Stored data
———

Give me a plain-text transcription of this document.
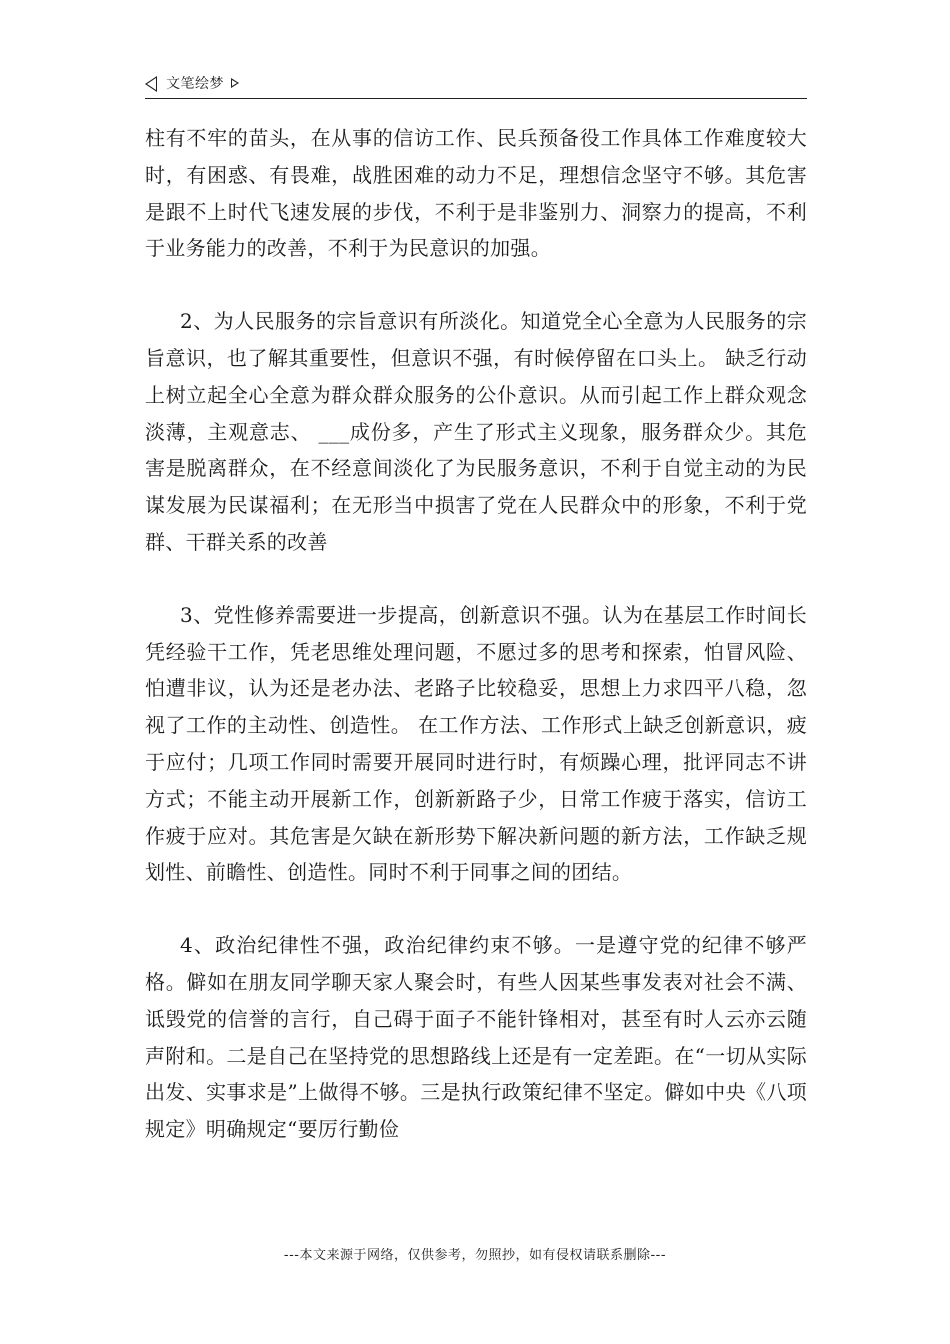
文笔绘梦

柱有不牢的苗头，在从事的信访工作、民兵预备役工作具体工作难度较大时，有困惑、有畏难，战胜困难的动力不足，理想信念坚守不够。其危害是跟不上时代飞速发展的步伐，不利于是非鉴别力、洞察力的提高，不利于业务能力的改善，不利于为民意识的加强。

2、为人民服务的宗旨意识有所淡化。知道党全心全意为人民服务的宗旨意识，也了解其重要性，但意识不强，有时候停留在口头上。 缺乏行动上树立起全心全意为群众群众服务的公仆意识。从而引起工作上群众观念淡薄，主观意志、 ___成份多，产生了形式主义现象，服务群众少。其危害是脱离群众，在不经意间淡化了为民服务意识，不利于自觉主动的为民谋发展为民谋福利；在无形当中损害了党在人民群众中的形象，不利于党群、干群关系的改善

3、党性修养需要进一步提高，创新意识不强。认为在基层工作时间长凭经验干工作，凭老思维处理问题，不愿过多的思考和探索，怕冒风险、怕遭非议，认为还是老办法、老路子比较稳妥，思想上力求四平八稳，忽视了工作的主动性、创造性。 在工作方法、工作形式上缺乏创新意识，疲于应付；几项工作同时需要开展同时进行时，有烦躁心理，批评同志不讲方式；不能主动开展新工作，创新新路子少，日常工作疲于落实，信访工作疲于应对。其危害是欠缺在新形势下解决新问题的新方法，工作缺乏规划性、前瞻性、创造性。同时不利于同事之间的团结。

4、政治纪律性不强，政治纪律约束不够。一是遵守党的纪律不够严格。僻如在朋友同学聊天家人聚会时，有些人因某些事发表对社会不满、诋毁党的信誉的言行，自己碍于面子不能针锋相对，甚至有时人云亦云随声附和。二是自己在坚持党的思想路线上还是有一定差距。在“一切从实际出发、实事求是”上做得不够。三是执行政策纪律不坚定。僻如中央《八项规定》明确规定“要厉行勤俭

---本文来源于网络，仅供参考，勿照抄，如有侵权请联系删除---
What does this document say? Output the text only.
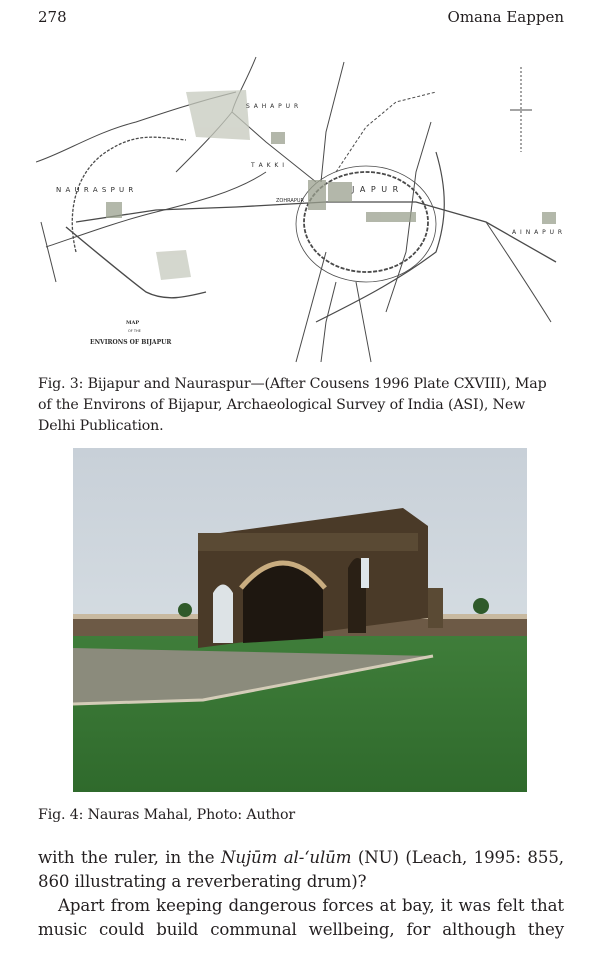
278	Omana Eappen
N A U R A S P U R	J A P U R
S A H A P U R
T A K K I
ZOHRAPUR
A I N A P U R
MAP
OF THE
ENVIRONS OF BIJAPUR
Fig. 3: Bijapur and Nauraspur—(After Cousens 1996 Plate CXVIII), Map of the Environs of Bijapur, Archaeological Survey of India (ASI), New Delhi Publication.
Fig. 4: Nauras Mahal, Photo: Author

with the ruler, in the Nujūm al-‘ulūm (NU) (Leach, 1995: 855, 860 illustrating a reverberating drum)?

Apart from keeping dangerous forces at bay, it was felt that music could build communal wellbeing, for although they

———

_WRITTEN REQUEST_
Write out the whole listing again, exactly, with no pictures.

_EXPECTED ANSWER_
Give me a plain-text transcription of this document.
文笔绘梦

柱有不牢的苗头，在从事的信访工作、民兵预备役工作具体工作难度较大时，有困惑、有畏难，战胜困难的动力不足，理想信念坚守不够。其危害是跟不上时代飞速发展的步伐，不利于是非鉴别力、洞察力的提高，不利于业务能力的改善，不利于为民意识的加强。

2、为人民服务的宗旨意识有所淡化。知道党全心全意为人民服务的宗旨意识，也了解其重要性，但意识不强，有时候停留在口头上。 缺乏行动上树立起全心全意为群众群众服务的公仆意识。从而引起工作上群众观念淡薄，主观意志、 ___成份多，产生了形式主义现象，服务群众少。其危害是脱离群众，在不经意间淡化了为民服务意识，不利于自觉主动的为民谋发展为民谋福利；在无形当中损害了党在人民群众中的形象，不利于党群、干群关系的改善

3、党性修养需要进一步提高，创新意识不强。认为在基层工作时间长凭经验干工作，凭老思维处理问题，不愿过多的思考和探索，怕冒风险、怕遭非议，认为还是老办法、老路子比较稳妥，思想上力求四平八稳，忽视了工作的主动性、创造性。 在工作方法、工作形式上缺乏创新意识，疲于应付；几项工作同时需要开展同时进行时，有烦躁心理，批评同志不讲方式；不能主动开展新工作，创新新路子少，日常工作疲于落实，信访工作疲于应对。其危害是欠缺在新形势下解决新问题的新方法，工作缺乏规划性、前瞻性、创造性。同时不利于同事之间的团结。

4、政治纪律性不强，政治纪律约束不够。一是遵守党的纪律不够严格。僻如在朋友同学聊天家人聚会时，有些人因某些事发表对社会不满、诋毁党的信誉的言行，自己碍于面子不能针锋相对，甚至有时人云亦云随声附和。二是自己在坚持党的思想路线上还是有一定差距。在“一切从实际出发、实事求是”上做得不够。三是执行政策纪律不坚定。僻如中央《八项规定》明确规定“要厉行勤俭

---本文来源于网络，仅供参考，勿照抄，如有侵权请联系删除---
What does this document say? Output the text only.
278	Omana Eappen
N A U R A S P U R	J A P U R
S A H A P U R
T A K K I
ZOHRAPUR
A I N A P U R
MAP
OF THE
ENVIRONS OF BIJAPUR
Fig. 3: Bijapur and Nauraspur—(After Cousens 1996 Plate CXVIII), Map of the Environs of Bijapur, Archaeological Survey of India (ASI), New Delhi Publication.
Fig. 4: Nauras Mahal, Photo: Author

with the ruler, in the Nujūm al-‘ulūm (NU) (Leach, 1995: 855, 860 illustrating a reverberating drum)?

Apart from keeping dangerous forces at bay, it was felt that music could build communal wellbeing, for although they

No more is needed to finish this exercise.